# INPUT ROWS start

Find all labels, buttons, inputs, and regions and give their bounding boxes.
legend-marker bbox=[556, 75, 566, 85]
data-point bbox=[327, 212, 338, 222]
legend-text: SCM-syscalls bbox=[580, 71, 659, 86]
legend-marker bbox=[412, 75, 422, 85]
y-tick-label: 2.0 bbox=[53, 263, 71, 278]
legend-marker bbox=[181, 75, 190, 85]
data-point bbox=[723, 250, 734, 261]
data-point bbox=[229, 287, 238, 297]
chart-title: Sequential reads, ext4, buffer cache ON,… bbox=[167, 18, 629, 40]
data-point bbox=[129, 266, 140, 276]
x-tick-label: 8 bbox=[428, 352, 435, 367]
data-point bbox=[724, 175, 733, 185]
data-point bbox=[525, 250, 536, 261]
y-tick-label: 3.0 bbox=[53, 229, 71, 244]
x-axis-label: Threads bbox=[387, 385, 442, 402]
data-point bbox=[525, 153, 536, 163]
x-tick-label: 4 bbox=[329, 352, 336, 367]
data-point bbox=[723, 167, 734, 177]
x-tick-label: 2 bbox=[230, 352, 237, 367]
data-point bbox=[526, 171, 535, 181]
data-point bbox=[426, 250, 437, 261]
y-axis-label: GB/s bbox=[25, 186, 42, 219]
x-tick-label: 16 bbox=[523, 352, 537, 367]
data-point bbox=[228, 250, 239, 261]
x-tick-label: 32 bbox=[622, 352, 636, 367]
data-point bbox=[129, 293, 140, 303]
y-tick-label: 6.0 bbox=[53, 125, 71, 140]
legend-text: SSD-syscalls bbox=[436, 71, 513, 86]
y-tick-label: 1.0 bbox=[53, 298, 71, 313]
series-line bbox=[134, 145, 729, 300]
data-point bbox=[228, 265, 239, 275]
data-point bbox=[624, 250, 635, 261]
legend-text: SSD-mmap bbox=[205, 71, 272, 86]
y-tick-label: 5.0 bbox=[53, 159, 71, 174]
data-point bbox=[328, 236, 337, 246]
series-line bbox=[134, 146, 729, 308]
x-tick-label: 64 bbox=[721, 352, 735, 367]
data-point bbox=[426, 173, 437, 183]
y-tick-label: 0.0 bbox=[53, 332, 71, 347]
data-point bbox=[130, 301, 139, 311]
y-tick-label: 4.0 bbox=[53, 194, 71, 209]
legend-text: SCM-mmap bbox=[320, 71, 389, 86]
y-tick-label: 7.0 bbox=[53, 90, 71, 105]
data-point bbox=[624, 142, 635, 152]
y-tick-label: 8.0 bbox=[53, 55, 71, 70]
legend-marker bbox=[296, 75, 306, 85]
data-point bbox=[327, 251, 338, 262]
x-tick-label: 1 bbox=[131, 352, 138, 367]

# INPUT ROWS end

### CHALLENGE
Copy all of the material above line for line, changing no character.

### TASK OUTPUT
Find all labels, buttons, inputs, and regions and give their bounding boxes.
legend-marker bbox=[556, 75, 566, 85]
data-point bbox=[327, 212, 338, 222]
legend-text: SCM-syscalls bbox=[580, 71, 659, 86]
legend-marker bbox=[412, 75, 422, 85]
y-tick-label: 2.0 bbox=[53, 263, 71, 278]
legend-marker bbox=[181, 75, 190, 85]
data-point bbox=[723, 250, 734, 261]
data-point bbox=[229, 287, 238, 297]
chart-title: Sequential reads, ext4, buffer cache ON,… bbox=[167, 18, 629, 40]
data-point bbox=[129, 266, 140, 276]
x-tick-label: 8 bbox=[428, 352, 435, 367]
data-point bbox=[724, 175, 733, 185]
data-point bbox=[525, 250, 536, 261]
y-tick-label: 3.0 bbox=[53, 229, 71, 244]
x-axis-label: Threads bbox=[387, 385, 442, 402]
data-point bbox=[525, 153, 536, 163]
x-tick-label: 4 bbox=[329, 352, 336, 367]
data-point bbox=[723, 167, 734, 177]
x-tick-label: 2 bbox=[230, 352, 237, 367]
data-point bbox=[526, 171, 535, 181]
data-point bbox=[426, 250, 437, 261]
y-axis-label: GB/s bbox=[25, 186, 42, 219]
x-tick-label: 16 bbox=[523, 352, 537, 367]
data-point bbox=[228, 250, 239, 261]
x-tick-label: 32 bbox=[622, 352, 636, 367]
data-point bbox=[129, 293, 140, 303]
y-tick-label: 6.0 bbox=[53, 125, 71, 140]
legend-text: SSD-syscalls bbox=[436, 71, 513, 86]
y-tick-label: 1.0 bbox=[53, 298, 71, 313]
series-line bbox=[134, 145, 729, 300]
data-point bbox=[228, 265, 239, 275]
data-point bbox=[624, 250, 635, 261]
legend-text: SSD-mmap bbox=[205, 71, 272, 86]
y-tick-label: 5.0 bbox=[53, 159, 71, 174]
data-point bbox=[328, 236, 337, 246]
series-line bbox=[134, 146, 729, 308]
x-tick-label: 64 bbox=[721, 352, 735, 367]
data-point bbox=[426, 173, 437, 183]
y-tick-label: 0.0 bbox=[53, 332, 71, 347]
data-point bbox=[130, 301, 139, 311]
y-tick-label: 4.0 bbox=[53, 194, 71, 209]
legend-text: SCM-mmap bbox=[320, 71, 389, 86]
y-tick-label: 7.0 bbox=[53, 90, 71, 105]
data-point bbox=[624, 142, 635, 152]
y-tick-label: 8.0 bbox=[53, 55, 71, 70]
legend-marker bbox=[296, 75, 306, 85]
data-point bbox=[327, 251, 338, 262]
x-tick-label: 1 bbox=[131, 352, 138, 367]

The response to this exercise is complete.